──────── SUPPLIED INFORMATION ────────

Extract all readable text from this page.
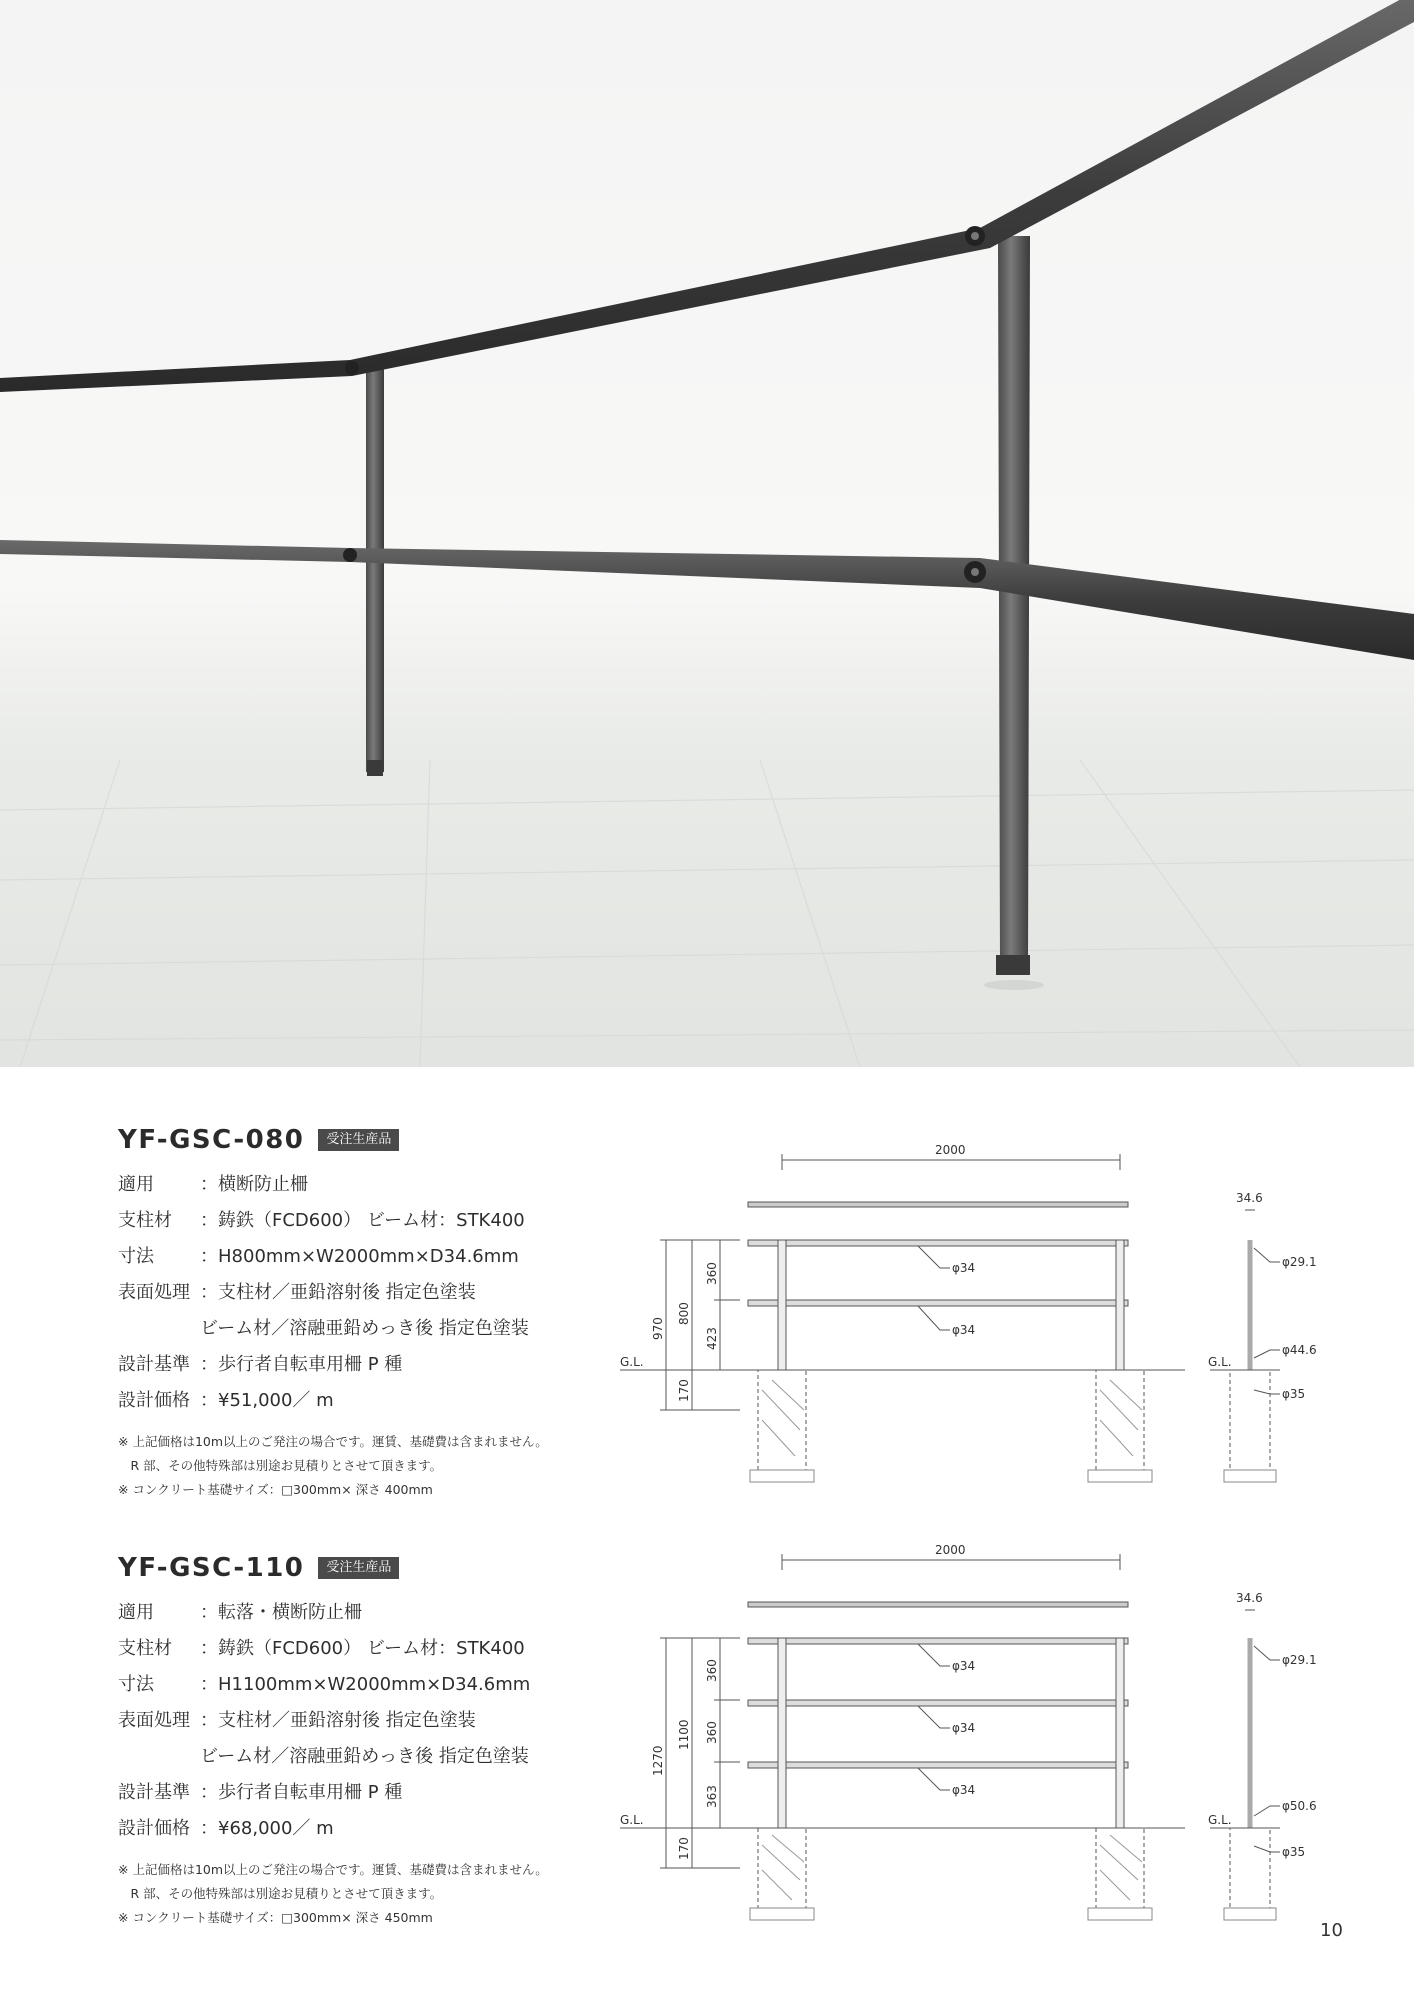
YF-GSC-080	受注生産品
適用	：横断防止柵
支柱材 ：鋳鉄（FCD600） ビーム材：STK400
寸法	：H800mm×W2000mm×D34.6mm
表面処理 ：支柱材／亜鉛溶射後 指定色塗装
ビーム材／溶融亜鉛めっき後 指定色塗装
設計基準 ：歩行者自転車用柵 P 種
設計価格 ：¥51,000／ m
※ 上記価格は10m以上のご発注の場合です。運賃、基礎費は含まれません。
　R 部、その他特殊部は別途お見積りとさせて頂きます。
※ コンクリート基礎サイズ：□300mm× 深さ 400mm
2000
34.6
G.L.	G.L.
970
800
360
423
170
φ34
φ34
φ29.1
φ44.6
φ35
YF-GSC-110	受注生産品
適用	：転落・横断防止柵
支柱材 ：鋳鉄（FCD600） ビーム材：STK400
寸法	：H1100mm×W2000mm×D34.6mm
表面処理 ：支柱材／亜鉛溶射後 指定色塗装
ビーム材／溶融亜鉛めっき後 指定色塗装
設計基準 ：歩行者自転車用柵 P 種
設計価格 ：¥68,000／ m
※ 上記価格は10m以上のご発注の場合です。運賃、基礎費は含まれません。
　R 部、その他特殊部は別途お見積りとさせて頂きます。
※ コンクリート基礎サイズ：□300mm× 深さ 450mm
2000
34.6
G.L.	G.L.
1270
1100
360
360
363
170
φ34
φ34
φ34
φ29.1
φ50.6
φ35
10
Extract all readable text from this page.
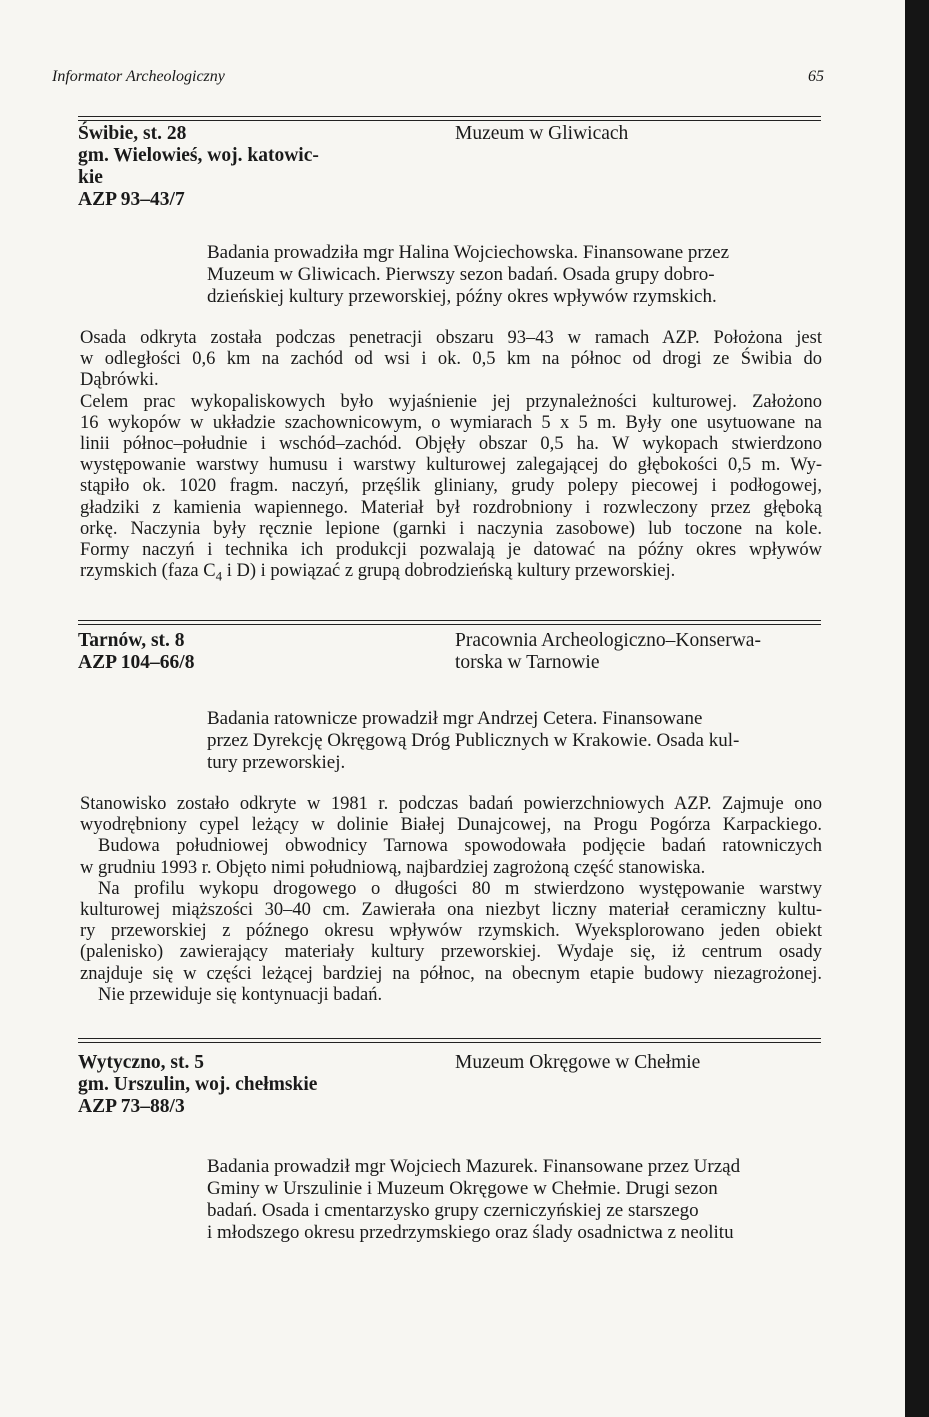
Informator Archeologiczny	65
Świbie, st. 28
gm. Wielowieś, woj. katowic-
kie
AZP 93–43/7
Muzeum w Gliwicach
Badania prowadziła mgr Halina Wojciechowska. Finansowane przez
Muzeum w Gliwicach. Pierwszy sezon badań. Osada grupy dobro-
dzieńskiej kultury przeworskiej, późny okres wpływów rzymskich.
Osada odkryta została podczas penetracji obszaru 93–43 w ramach AZP. Położona jest
w odległości 0,6 km na zachód od wsi i ok. 0,5 km na północ od drogi ze Świbia do
Dąbrówki.
Celem prac wykopaliskowych było wyjaśnienie jej przynależności kulturowej. Założono
16 wykopów w układzie szachownicowym, o wymiarach 5 x 5 m. Były one usytuowane na
linii północ–południe i wschód–zachód. Objęły obszar 0,5 ha. W wykopach stwierdzono
występowanie warstwy humusu i warstwy kulturowej zalegającej do głębokości 0,5 m. Wy-
stąpiło ok. 1020 fragm. naczyń, przęślik gliniany, grudy polepy piecowej i podłogowej,
gładziki z kamienia wapiennego. Materiał był rozdrobniony i rozwleczony przez głęboką
orkę. Naczynia były ręcznie lepione (garnki i naczynia zasobowe) lub toczone na kole.
Formy naczyń i technika ich produkcji pozwalają je datować na późny okres wpływów
rzymskich (faza $C_4$ i D) i powiązać z grupą dobrodzieńską kultury przeworskiej.
Tarnów, st. 8
AZP 104–66/8
Pracownia Archeologiczno–Konserwa-
torska w Tarnowie
Badania ratownicze prowadził mgr Andrzej Cetera. Finansowane
przez Dyrekcję Okręgową Dróg Publicznych w Krakowie. Osada kul-
tury przeworskiej.
Stanowisko zostało odkryte w 1981 r. podczas badań powierzchniowych AZP. Zajmuje ono
wyodrębniony cypel leżący w dolinie Białej Dunajcowej, na Progu Pogórza Karpackiego.
Budowa południowej obwodnicy Tarnowa spowodowała podjęcie badań ratowniczych
w grudniu 1993 r. Objęto nimi południową, najbardziej zagrożoną część stanowiska.
Na profilu wykopu drogowego o długości 80 m stwierdzono występowanie warstwy
kulturowej miąższości 30–40 cm. Zawierała ona niezbyt liczny materiał ceramiczny kultu-
ry przeworskiej z późnego okresu wpływów rzymskich. Wyeksplorowano jeden obiekt
(palenisko) zawierający materiały kultury przeworskiej. Wydaje się, iż centrum osady
znajduje się w części leżącej bardziej na północ, na obecnym etapie budowy niezagrożonej.
Nie przewiduje się kontynuacji badań.
Wytyczno, st. 5
gm. Urszulin, woj. chełmskie
AZP 73–88/3
Muzeum Okręgowe w Chełmie
Badania prowadził mgr Wojciech Mazurek. Finansowane przez Urząd
Gminy w Urszulinie i Muzeum Okręgowe w Chełmie. Drugi sezon
badań. Osada i cmentarzysko grupy czerniczyńskiej ze starszego
i młodszego okresu przedrzymskiego oraz ślady osadnictwa z neolitu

────────

### GIVEN EXERCISE:
Reproduce all of the material exactly, apart from the pictures.

### TASK RESPONSE:
Extract all readable text from this page.
YF-GSC-080	受注生産品
適用	：横断防止柵
支柱材 ：鋳鉄（FCD600） ビーム材：STK400
寸法	：H800mm×W2000mm×D34.6mm
表面処理 ：支柱材／亜鉛溶射後 指定色塗装
ビーム材／溶融亜鉛めっき後 指定色塗装
設計基準 ：歩行者自転車用柵 P 種
設計価格 ：¥51,000／ m
※ 上記価格は10m以上のご発注の場合です。運賃、基礎費は含まれません。
　R 部、その他特殊部は別途お見積りとさせて頂きます。
※ コンクリート基礎サイズ：□300mm× 深さ 400mm
2000
34.6
G.L.	G.L.
970
800
360
423
170
φ34
φ34
φ29.1
φ44.6
φ35
YF-GSC-110	受注生産品
適用	：転落・横断防止柵
支柱材 ：鋳鉄（FCD600） ビーム材：STK400
寸法	：H1100mm×W2000mm×D34.6mm
表面処理 ：支柱材／亜鉛溶射後 指定色塗装
ビーム材／溶融亜鉛めっき後 指定色塗装
設計基準 ：歩行者自転車用柵 P 種
設計価格 ：¥68,000／ m
※ 上記価格は10m以上のご発注の場合です。運賃、基礎費は含まれません。
　R 部、その他特殊部は別途お見積りとさせて頂きます。
※ コンクリート基礎サイズ：□300mm× 深さ 450mm
2000
34.6
G.L.	G.L.
1270
1100
360
360
363
170
φ34
φ34
φ34
φ29.1
φ50.6
φ35
10
Extract all readable text from this page.
Informator Archeologiczny	65
Świbie, st. 28
gm. Wielowieś, woj. katowic-
kie
AZP 93–43/7
Muzeum w Gliwicach
Badania prowadziła mgr Halina Wojciechowska. Finansowane przez
Muzeum w Gliwicach. Pierwszy sezon badań. Osada grupy dobro-
dzieńskiej kultury przeworskiej, późny okres wpływów rzymskich.
Osada odkryta została podczas penetracji obszaru 93–43 w ramach AZP. Położona jest
w odległości 0,6 km na zachód od wsi i ok. 0,5 km na północ od drogi ze Świbia do
Dąbrówki.
Celem prac wykopaliskowych było wyjaśnienie jej przynależności kulturowej. Założono
16 wykopów w układzie szachownicowym, o wymiarach 5 x 5 m. Były one usytuowane na
linii północ–południe i wschód–zachód. Objęły obszar 0,5 ha. W wykopach stwierdzono
występowanie warstwy humusu i warstwy kulturowej zalegającej do głębokości 0,5 m. Wy-
stąpiło ok. 1020 fragm. naczyń, przęślik gliniany, grudy polepy piecowej i podłogowej,
gładziki z kamienia wapiennego. Materiał był rozdrobniony i rozwleczony przez głęboką
orkę. Naczynia były ręcznie lepione (garnki i naczynia zasobowe) lub toczone na kole.
Formy naczyń i technika ich produkcji pozwalają je datować na późny okres wpływów
rzymskich (faza $C_4$ i D) i powiązać z grupą dobrodzieńską kultury przeworskiej.
Tarnów, st. 8
AZP 104–66/8
Pracownia Archeologiczno–Konserwa-
torska w Tarnowie
Badania ratownicze prowadził mgr Andrzej Cetera. Finansowane
przez Dyrekcję Okręgową Dróg Publicznych w Krakowie. Osada kul-
tury przeworskiej.
Stanowisko zostało odkryte w 1981 r. podczas badań powierzchniowych AZP. Zajmuje ono
wyodrębniony cypel leżący w dolinie Białej Dunajcowej, na Progu Pogórza Karpackiego.
Budowa południowej obwodnicy Tarnowa spowodowała podjęcie badań ratowniczych
w grudniu 1993 r. Objęto nimi południową, najbardziej zagrożoną część stanowiska.
Na profilu wykopu drogowego o długości 80 m stwierdzono występowanie warstwy
kulturowej miąższości 30–40 cm. Zawierała ona niezbyt liczny materiał ceramiczny kultu-
ry przeworskiej z późnego okresu wpływów rzymskich. Wyeksplorowano jeden obiekt
(palenisko) zawierający materiały kultury przeworskiej. Wydaje się, iż centrum osady
znajduje się w części leżącej bardziej na północ, na obecnym etapie budowy niezagrożonej.
Nie przewiduje się kontynuacji badań.
Wytyczno, st. 5
gm. Urszulin, woj. chełmskie
AZP 73–88/3
Muzeum Okręgowe w Chełmie
Badania prowadził mgr Wojciech Mazurek. Finansowane przez Urząd
Gminy w Urszulinie i Muzeum Okręgowe w Chełmie. Drugi sezon
badań. Osada i cmentarzysko grupy czerniczyńskiej ze starszego
i młodszego okresu przedrzymskiego oraz ślady osadnictwa z neolitu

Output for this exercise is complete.